— START Data supplied —

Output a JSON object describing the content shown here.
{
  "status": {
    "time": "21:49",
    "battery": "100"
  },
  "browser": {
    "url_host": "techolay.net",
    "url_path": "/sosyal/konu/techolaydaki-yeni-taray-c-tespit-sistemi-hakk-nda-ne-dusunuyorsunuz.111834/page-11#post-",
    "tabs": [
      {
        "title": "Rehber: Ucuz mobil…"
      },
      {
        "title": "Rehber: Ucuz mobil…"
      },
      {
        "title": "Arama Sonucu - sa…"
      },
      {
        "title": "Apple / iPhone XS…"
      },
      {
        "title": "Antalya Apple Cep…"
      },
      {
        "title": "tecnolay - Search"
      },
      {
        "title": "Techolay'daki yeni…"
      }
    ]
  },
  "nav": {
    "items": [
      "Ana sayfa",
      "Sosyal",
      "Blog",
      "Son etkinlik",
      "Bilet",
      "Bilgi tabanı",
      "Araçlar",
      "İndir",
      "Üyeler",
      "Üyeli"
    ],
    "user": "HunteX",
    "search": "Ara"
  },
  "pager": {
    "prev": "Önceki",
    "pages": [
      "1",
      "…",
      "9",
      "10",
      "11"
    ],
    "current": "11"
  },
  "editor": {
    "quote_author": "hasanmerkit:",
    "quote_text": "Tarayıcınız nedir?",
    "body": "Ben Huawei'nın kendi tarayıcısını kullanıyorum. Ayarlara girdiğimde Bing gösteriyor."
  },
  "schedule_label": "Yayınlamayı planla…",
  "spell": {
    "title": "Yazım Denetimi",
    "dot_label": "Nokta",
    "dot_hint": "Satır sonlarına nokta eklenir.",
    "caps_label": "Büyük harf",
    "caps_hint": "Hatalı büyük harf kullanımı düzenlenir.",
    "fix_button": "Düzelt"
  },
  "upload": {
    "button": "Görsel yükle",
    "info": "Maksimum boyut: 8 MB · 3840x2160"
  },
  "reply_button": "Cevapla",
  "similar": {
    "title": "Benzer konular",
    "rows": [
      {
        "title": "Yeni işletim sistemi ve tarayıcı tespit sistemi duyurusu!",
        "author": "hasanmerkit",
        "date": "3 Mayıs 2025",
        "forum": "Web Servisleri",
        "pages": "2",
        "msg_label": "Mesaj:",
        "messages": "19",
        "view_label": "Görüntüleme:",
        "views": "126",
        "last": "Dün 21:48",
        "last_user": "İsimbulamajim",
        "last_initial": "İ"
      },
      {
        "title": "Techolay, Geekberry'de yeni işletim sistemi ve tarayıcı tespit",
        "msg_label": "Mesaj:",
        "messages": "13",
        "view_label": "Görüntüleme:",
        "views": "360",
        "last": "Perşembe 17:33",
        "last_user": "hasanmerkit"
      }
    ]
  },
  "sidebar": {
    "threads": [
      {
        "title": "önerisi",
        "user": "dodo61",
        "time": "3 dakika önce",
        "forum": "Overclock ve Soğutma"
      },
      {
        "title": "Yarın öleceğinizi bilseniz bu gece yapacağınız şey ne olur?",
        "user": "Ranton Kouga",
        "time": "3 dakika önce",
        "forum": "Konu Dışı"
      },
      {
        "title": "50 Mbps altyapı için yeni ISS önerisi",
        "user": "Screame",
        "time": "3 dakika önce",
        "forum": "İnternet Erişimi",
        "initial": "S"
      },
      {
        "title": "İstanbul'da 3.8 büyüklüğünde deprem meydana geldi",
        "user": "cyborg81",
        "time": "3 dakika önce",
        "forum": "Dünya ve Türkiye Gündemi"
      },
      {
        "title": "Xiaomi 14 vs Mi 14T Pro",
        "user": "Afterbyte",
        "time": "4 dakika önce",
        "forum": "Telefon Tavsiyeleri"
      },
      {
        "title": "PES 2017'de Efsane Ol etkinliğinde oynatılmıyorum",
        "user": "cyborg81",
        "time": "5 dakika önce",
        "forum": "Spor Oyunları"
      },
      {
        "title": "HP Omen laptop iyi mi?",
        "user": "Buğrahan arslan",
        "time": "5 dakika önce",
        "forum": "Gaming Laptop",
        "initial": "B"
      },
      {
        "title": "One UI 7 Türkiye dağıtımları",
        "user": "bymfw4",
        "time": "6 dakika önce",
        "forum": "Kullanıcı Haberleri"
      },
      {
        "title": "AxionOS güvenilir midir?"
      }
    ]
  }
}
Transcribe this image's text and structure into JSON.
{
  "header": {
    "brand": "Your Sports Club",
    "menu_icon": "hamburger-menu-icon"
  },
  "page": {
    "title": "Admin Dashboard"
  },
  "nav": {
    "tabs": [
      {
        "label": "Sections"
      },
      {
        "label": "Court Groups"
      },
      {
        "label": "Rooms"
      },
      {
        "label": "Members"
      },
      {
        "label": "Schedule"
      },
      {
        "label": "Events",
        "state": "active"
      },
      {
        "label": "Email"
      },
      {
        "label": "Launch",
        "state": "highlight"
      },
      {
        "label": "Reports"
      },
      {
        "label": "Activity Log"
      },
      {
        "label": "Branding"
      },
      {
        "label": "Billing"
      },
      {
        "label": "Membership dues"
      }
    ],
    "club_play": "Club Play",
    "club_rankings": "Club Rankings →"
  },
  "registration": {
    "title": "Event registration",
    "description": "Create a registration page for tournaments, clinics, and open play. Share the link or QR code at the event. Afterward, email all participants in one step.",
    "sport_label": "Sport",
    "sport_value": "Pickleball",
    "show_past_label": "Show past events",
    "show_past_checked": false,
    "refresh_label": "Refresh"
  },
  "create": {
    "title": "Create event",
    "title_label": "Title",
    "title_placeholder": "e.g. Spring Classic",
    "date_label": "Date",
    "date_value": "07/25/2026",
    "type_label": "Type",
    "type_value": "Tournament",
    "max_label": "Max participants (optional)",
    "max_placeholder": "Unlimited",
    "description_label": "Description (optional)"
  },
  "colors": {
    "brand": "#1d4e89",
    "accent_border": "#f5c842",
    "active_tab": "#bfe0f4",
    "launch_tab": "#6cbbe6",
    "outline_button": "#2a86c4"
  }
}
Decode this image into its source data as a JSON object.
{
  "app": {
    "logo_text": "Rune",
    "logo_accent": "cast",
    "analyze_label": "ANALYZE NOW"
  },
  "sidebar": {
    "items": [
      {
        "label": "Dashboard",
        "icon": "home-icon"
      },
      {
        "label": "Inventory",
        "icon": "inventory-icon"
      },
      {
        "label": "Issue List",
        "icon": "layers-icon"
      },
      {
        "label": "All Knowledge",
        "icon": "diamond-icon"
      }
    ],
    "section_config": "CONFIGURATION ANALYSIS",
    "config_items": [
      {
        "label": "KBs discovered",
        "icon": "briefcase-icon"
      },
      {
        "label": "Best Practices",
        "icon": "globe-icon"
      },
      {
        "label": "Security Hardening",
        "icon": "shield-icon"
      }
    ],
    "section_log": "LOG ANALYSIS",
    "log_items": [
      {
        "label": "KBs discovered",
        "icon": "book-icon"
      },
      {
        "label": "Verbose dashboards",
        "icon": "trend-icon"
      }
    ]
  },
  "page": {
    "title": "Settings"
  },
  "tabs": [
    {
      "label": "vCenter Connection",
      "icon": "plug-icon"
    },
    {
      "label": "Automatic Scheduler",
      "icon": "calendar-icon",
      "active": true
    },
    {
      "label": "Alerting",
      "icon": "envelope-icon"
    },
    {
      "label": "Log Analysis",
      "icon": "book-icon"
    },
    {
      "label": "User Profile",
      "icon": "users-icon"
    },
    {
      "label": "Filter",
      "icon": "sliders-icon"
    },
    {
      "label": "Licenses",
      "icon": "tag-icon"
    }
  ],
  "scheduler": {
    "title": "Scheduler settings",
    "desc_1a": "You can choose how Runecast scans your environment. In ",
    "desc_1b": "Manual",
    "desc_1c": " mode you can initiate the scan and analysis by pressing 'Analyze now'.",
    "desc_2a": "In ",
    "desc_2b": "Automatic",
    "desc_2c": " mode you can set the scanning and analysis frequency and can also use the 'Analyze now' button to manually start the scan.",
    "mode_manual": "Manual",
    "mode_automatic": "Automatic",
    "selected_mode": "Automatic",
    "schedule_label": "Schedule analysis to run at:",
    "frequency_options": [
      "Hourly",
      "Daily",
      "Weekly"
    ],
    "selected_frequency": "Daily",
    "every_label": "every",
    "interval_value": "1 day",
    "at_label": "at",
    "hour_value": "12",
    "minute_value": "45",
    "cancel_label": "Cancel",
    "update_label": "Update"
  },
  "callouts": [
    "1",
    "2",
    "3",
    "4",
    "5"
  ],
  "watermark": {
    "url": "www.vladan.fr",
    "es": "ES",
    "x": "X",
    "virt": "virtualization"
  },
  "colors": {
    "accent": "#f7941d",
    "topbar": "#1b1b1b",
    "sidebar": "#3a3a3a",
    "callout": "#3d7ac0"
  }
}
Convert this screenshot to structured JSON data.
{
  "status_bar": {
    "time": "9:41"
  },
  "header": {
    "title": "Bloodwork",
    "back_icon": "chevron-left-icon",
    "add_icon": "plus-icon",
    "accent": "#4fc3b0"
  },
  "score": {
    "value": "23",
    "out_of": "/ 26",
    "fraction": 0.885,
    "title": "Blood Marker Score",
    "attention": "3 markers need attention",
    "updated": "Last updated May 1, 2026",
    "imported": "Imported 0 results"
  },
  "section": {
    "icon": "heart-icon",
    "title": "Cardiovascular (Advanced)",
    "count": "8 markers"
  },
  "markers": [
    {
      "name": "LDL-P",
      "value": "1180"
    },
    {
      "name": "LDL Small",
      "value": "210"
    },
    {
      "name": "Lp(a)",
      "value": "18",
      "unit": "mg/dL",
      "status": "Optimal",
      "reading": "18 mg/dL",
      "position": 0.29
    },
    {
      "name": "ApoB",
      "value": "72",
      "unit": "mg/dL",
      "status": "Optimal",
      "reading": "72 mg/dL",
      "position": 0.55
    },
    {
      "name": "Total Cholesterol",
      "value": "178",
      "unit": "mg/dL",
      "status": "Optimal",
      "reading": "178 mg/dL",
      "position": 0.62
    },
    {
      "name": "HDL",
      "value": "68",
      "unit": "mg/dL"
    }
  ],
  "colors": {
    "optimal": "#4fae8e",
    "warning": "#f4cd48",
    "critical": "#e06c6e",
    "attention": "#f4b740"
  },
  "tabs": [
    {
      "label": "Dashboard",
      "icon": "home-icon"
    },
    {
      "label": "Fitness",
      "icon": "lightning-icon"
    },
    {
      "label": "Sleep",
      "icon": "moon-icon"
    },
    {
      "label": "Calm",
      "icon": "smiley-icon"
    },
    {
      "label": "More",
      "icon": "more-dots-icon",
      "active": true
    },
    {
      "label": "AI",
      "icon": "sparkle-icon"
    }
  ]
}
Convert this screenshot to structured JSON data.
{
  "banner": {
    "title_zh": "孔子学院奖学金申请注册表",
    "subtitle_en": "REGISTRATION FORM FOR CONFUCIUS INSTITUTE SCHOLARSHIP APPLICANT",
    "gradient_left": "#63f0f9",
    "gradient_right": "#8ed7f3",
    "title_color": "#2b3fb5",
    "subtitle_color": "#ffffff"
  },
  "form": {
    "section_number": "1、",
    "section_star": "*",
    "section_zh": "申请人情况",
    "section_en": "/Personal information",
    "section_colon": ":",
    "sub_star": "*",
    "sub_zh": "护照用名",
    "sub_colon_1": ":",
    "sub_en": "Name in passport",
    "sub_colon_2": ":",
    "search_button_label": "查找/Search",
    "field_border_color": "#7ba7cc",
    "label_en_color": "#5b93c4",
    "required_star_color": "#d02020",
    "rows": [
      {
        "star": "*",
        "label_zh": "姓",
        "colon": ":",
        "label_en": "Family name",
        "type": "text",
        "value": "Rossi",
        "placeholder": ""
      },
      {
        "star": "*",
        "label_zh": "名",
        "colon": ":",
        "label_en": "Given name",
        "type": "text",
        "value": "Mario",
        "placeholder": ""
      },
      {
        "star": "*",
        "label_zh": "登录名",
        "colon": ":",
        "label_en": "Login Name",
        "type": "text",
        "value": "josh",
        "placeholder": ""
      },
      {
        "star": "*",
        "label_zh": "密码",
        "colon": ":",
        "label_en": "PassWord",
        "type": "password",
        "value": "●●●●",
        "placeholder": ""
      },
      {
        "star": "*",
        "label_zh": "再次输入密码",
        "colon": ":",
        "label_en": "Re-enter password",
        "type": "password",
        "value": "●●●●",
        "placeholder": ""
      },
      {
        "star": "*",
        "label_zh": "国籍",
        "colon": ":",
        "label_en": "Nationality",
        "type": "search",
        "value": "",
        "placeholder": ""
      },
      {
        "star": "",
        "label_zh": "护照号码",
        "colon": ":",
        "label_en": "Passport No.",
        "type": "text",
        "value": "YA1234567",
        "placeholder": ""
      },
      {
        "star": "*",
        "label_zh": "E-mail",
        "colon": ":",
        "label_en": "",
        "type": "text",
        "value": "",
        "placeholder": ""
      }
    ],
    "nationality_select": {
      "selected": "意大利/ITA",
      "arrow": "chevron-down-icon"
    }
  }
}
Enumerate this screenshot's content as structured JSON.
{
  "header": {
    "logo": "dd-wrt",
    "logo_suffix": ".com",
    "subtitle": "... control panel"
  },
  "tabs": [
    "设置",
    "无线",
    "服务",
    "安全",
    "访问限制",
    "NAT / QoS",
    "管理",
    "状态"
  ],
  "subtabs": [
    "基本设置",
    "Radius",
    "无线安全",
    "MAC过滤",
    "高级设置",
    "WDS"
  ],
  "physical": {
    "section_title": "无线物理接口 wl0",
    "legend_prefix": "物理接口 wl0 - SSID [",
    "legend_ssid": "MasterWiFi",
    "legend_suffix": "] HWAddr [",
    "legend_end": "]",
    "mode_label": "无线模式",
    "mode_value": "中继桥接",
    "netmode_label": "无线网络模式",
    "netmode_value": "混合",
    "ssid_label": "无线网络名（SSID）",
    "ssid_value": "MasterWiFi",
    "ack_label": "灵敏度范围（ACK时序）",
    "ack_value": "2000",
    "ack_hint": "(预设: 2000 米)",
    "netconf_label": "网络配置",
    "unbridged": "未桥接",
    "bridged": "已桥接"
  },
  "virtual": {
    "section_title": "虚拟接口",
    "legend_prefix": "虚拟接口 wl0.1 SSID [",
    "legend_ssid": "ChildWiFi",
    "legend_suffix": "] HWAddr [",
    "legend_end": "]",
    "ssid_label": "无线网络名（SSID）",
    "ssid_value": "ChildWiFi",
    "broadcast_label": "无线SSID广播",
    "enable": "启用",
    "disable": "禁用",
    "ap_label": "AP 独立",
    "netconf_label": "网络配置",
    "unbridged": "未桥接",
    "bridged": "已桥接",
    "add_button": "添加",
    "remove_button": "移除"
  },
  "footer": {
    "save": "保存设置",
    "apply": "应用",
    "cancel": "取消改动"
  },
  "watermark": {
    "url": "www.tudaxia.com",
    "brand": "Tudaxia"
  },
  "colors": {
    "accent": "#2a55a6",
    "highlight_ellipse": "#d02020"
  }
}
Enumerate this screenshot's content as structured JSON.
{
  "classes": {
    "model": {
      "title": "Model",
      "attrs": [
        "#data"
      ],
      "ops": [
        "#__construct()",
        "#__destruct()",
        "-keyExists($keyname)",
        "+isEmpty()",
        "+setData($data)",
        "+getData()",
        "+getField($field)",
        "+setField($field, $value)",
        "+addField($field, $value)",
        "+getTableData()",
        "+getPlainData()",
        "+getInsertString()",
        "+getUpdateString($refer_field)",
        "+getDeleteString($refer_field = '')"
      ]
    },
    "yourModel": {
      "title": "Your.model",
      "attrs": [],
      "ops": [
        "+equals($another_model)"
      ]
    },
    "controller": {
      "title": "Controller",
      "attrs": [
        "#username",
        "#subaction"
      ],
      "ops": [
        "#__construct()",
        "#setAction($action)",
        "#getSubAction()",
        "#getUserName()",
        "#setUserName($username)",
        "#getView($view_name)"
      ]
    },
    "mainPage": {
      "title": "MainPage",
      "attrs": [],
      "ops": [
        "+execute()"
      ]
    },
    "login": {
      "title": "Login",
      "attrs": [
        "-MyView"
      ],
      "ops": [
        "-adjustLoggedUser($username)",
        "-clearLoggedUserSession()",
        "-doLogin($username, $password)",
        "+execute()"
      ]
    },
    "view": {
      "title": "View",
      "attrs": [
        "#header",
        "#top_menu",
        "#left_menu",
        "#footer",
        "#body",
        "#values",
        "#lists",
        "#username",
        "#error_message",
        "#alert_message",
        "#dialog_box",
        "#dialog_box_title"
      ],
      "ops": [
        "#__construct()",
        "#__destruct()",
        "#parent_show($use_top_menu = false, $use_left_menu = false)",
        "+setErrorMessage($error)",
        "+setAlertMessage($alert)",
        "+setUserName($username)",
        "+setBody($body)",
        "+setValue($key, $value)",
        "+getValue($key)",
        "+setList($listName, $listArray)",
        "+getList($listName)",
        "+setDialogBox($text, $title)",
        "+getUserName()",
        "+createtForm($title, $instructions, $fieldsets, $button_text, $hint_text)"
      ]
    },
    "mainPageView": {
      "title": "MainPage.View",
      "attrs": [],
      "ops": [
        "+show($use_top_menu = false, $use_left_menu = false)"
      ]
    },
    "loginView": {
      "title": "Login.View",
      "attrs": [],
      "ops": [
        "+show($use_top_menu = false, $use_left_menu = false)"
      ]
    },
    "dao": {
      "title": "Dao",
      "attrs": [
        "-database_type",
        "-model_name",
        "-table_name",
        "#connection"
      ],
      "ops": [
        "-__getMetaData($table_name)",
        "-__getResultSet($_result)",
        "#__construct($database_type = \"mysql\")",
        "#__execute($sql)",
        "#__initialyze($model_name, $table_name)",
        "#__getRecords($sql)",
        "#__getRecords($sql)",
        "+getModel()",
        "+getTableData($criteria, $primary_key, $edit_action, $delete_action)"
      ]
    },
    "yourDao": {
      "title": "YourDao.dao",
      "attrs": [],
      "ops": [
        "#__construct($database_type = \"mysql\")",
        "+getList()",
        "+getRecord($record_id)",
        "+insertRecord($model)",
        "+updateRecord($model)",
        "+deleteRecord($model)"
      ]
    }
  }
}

— END Data supplied —

Request: Make a copy of each line that contains the string "object".

Result of this exercise:
Output a JSON object describing the content shown here.
Decode this image into its source data as a JSON object.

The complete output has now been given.